**TRECHO PARA LEITURA**.
O Corredor do Lobito: Uma Agenda com foco no Interesse americano
Questionado sobre o interesse dos americanos no corredor do Lobito, o economista refere que “Esse corredor tem um enorme potencial de desenvolvimento para o país, ligando o interior de Angola ao Atlântico e tornando-se uma via crucial para o comércio regional. No entanto, o temor de que a visita seja mais vantajosa para os Estados Unidos do que para Angola é legítimo. A exploração de infra-estrutura estratégica por parte de investidores estrangeiros pode gerar vantagens económicas para Angola, mas também pode implicar condições desvantajosas para o país se os acordos não forem bem equilibrados”.
Domingos Tchissasso alerta que, Angola, embora sedenta por investimentos, precisa garantir que qualquer cooperação com os EUA seja feita em termos de “igual para igual”. “O receio de que o país se torne mais uma vez um mero fornecedor de recursos e matéria-prima, enquanto os EUA se beneficiam da exploração das infra-estruturas angolanas, é algo que o governo deve considerar seriamente. A equidade nas negociações e o verdadeiro benefício para o povo angolano são fundamentais para evitar que, no futuro, o país se veja novamente em desvantagem”.

**LISTA DE TAREFAS**.
1) Quais palavras com hífen aparecem no trecho sobre o Corredor do Lobito? Liste todas.
2) Como ficam, organizadas como uma lista JSON de strings (uma por linha, sem linhas em branco), as linhas das entradas que vão do início até a linha que contém "band-header: 2000 (508, 643, 560, 663)", inclusive?

**ENTRADAS FORNECIDAS**.
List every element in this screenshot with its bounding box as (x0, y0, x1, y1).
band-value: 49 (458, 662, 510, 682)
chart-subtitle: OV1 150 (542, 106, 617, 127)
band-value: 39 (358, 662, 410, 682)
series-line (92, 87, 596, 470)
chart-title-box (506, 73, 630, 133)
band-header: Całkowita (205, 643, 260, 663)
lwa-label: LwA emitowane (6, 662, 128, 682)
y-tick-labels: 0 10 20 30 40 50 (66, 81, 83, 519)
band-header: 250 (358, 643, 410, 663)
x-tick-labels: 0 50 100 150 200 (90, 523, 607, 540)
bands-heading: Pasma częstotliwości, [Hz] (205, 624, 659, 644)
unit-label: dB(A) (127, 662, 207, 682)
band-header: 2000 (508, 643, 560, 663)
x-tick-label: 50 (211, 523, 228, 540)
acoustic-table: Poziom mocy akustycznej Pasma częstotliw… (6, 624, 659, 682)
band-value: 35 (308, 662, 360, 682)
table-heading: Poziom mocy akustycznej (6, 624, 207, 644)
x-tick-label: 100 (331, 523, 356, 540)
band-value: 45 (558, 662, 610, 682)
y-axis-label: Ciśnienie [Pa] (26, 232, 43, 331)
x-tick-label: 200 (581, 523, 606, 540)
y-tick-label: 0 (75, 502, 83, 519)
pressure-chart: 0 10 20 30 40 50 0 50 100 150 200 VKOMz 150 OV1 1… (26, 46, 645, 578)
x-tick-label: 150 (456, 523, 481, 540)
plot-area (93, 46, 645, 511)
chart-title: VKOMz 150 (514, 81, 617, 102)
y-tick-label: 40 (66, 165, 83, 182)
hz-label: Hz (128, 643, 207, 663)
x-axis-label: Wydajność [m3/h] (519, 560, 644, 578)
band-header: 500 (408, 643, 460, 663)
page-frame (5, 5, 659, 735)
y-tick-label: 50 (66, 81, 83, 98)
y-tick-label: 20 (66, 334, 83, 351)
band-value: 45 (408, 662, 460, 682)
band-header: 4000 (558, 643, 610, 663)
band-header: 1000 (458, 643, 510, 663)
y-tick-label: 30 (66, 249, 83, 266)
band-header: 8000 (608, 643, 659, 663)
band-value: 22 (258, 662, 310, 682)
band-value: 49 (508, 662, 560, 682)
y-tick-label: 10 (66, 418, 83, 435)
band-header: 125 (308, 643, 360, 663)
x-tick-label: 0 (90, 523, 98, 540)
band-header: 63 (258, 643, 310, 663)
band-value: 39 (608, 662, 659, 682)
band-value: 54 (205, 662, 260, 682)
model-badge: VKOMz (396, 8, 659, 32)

**AS RESPOSTAS**.
1)
- tornando-se
- infra-estrutura
- infra-estruturas
- matéria-prima

2)
[
  "List every element in this screenshot with its bounding box as (x0, y0, x1, y1).",
  "band-value: 49 (458, 662, 510, 682)",
  "chart-subtitle: OV1 150 (542, 106, 617, 127)",
  "band-value: 39 (358, 662, 410, 682)",
  "series-line (92, 87, 596, 470)",
  "chart-title-box (506, 73, 630, 133)",
  "band-header: Całkowita (205, 643, 260, 663)",
  "lwa-label: LwA emitowane (6, 662, 128, 682)",
  "y-tick-labels: 0 10 20 30 40 50 (66, 81, 83, 519)",
  "band-header: 250 (358, 643, 410, 663)",
  "x-tick-labels: 0 50 100 150 200 (90, 523, 607, 540)",
  "bands-heading: Pasma częstotliwości, [Hz] (205, 624, 659, 644)",
  "unit-label: dB(A) (127, 662, 207, 682)",
  "band-header: 2000 (508, 643, 560, 663)"
]